Items from a dataset
━━━

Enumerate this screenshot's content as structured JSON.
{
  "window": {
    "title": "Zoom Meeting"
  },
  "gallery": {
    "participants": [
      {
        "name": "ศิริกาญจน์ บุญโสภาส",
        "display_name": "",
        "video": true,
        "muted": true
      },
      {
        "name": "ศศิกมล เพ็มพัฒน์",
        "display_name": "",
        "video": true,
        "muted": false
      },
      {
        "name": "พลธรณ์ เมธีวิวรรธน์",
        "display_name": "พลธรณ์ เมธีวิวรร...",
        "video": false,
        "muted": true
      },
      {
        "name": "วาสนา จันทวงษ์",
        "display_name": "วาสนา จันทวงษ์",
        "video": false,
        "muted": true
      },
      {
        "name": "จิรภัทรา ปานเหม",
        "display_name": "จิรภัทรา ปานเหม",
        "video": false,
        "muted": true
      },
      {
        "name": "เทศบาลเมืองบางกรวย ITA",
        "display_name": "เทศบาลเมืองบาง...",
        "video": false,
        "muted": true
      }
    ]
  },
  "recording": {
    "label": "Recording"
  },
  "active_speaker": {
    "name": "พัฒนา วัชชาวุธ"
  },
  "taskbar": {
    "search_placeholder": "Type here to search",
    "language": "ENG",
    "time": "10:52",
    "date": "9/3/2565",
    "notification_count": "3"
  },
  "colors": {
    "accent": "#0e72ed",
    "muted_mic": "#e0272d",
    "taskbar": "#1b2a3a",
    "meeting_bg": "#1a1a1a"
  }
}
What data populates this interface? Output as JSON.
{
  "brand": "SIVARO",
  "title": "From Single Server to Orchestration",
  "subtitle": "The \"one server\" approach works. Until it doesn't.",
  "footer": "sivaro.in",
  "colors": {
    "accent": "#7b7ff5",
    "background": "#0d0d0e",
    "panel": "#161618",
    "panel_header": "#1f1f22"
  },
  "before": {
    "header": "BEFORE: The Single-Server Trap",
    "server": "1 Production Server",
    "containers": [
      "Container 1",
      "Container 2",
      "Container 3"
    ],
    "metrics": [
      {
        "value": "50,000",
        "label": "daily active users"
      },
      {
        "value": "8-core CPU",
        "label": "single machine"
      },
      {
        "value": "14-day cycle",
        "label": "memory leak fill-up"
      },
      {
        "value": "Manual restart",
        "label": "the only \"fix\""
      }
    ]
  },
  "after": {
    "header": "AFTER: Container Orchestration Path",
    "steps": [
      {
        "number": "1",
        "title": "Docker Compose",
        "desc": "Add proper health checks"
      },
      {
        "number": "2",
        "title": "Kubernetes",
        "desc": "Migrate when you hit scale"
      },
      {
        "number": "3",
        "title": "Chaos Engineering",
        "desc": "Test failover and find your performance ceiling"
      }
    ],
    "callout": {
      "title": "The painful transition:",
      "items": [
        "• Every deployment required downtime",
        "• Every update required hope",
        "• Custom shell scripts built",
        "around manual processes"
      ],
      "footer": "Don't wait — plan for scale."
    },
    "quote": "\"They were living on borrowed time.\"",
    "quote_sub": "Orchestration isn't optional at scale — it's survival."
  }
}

━━━

# TASK TO CARRY OUT
Set down all of the records shown above once more, exactly.

# PROBLEM SOLUTION
Enumerate this screenshot's content as structured JSON.
{
  "window": {
    "title": "Zoom Meeting"
  },
  "gallery": {
    "participants": [
      {
        "name": "ศิริกาญจน์ บุญโสภาส",
        "display_name": "",
        "video": true,
        "muted": true
      },
      {
        "name": "ศศิกมล เพ็มพัฒน์",
        "display_name": "",
        "video": true,
        "muted": false
      },
      {
        "name": "พลธรณ์ เมธีวิวรรธน์",
        "display_name": "พลธรณ์ เมธีวิวรร...",
        "video": false,
        "muted": true
      },
      {
        "name": "วาสนา จันทวงษ์",
        "display_name": "วาสนา จันทวงษ์",
        "video": false,
        "muted": true
      },
      {
        "name": "จิรภัทรา ปานเหม",
        "display_name": "จิรภัทรา ปานเหม",
        "video": false,
        "muted": true
      },
      {
        "name": "เทศบาลเมืองบางกรวย ITA",
        "display_name": "เทศบาลเมืองบาง...",
        "video": false,
        "muted": true
      }
    ]
  },
  "recording": {
    "label": "Recording"
  },
  "active_speaker": {
    "name": "พัฒนา วัชชาวุธ"
  },
  "taskbar": {
    "search_placeholder": "Type here to search",
    "language": "ENG",
    "time": "10:52",
    "date": "9/3/2565",
    "notification_count": "3"
  },
  "colors": {
    "accent": "#0e72ed",
    "muted_mic": "#e0272d",
    "taskbar": "#1b2a3a",
    "meeting_bg": "#1a1a1a"
  }
}
What data populates this interface? Output as JSON.
{
  "brand": "SIVARO",
  "title": "From Single Server to Orchestration",
  "subtitle": "The \"one server\" approach works. Until it doesn't.",
  "footer": "sivaro.in",
  "colors": {
    "accent": "#7b7ff5",
    "background": "#0d0d0e",
    "panel": "#161618",
    "panel_header": "#1f1f22"
  },
  "before": {
    "header": "BEFORE: The Single-Server Trap",
    "server": "1 Production Server",
    "containers": [
      "Container 1",
      "Container 2",
      "Container 3"
    ],
    "metrics": [
      {
        "value": "50,000",
        "label": "daily active users"
      },
      {
        "value": "8-core CPU",
        "label": "single machine"
      },
      {
        "value": "14-day cycle",
        "label": "memory leak fill-up"
      },
      {
        "value": "Manual restart",
        "label": "the only \"fix\""
      }
    ]
  },
  "after": {
    "header": "AFTER: Container Orchestration Path",
    "steps": [
      {
        "number": "1",
        "title": "Docker Compose",
        "desc": "Add proper health checks"
      },
      {
        "number": "2",
        "title": "Kubernetes",
        "desc": "Migrate when you hit scale"
      },
      {
        "number": "3",
        "title": "Chaos Engineering",
        "desc": "Test failover and find your performance ceiling"
      }
    ],
    "callout": {
      "title": "The painful transition:",
      "items": [
        "• Every deployment required downtime",
        "• Every update required hope",
        "• Custom shell scripts built",
        "around manual processes"
      ],
      "footer": "Don't wait — plan for scale."
    },
    "quote": "\"They were living on borrowed time.\"",
    "quote_sub": "Orchestration isn't optional at scale — it's survival."
  }
}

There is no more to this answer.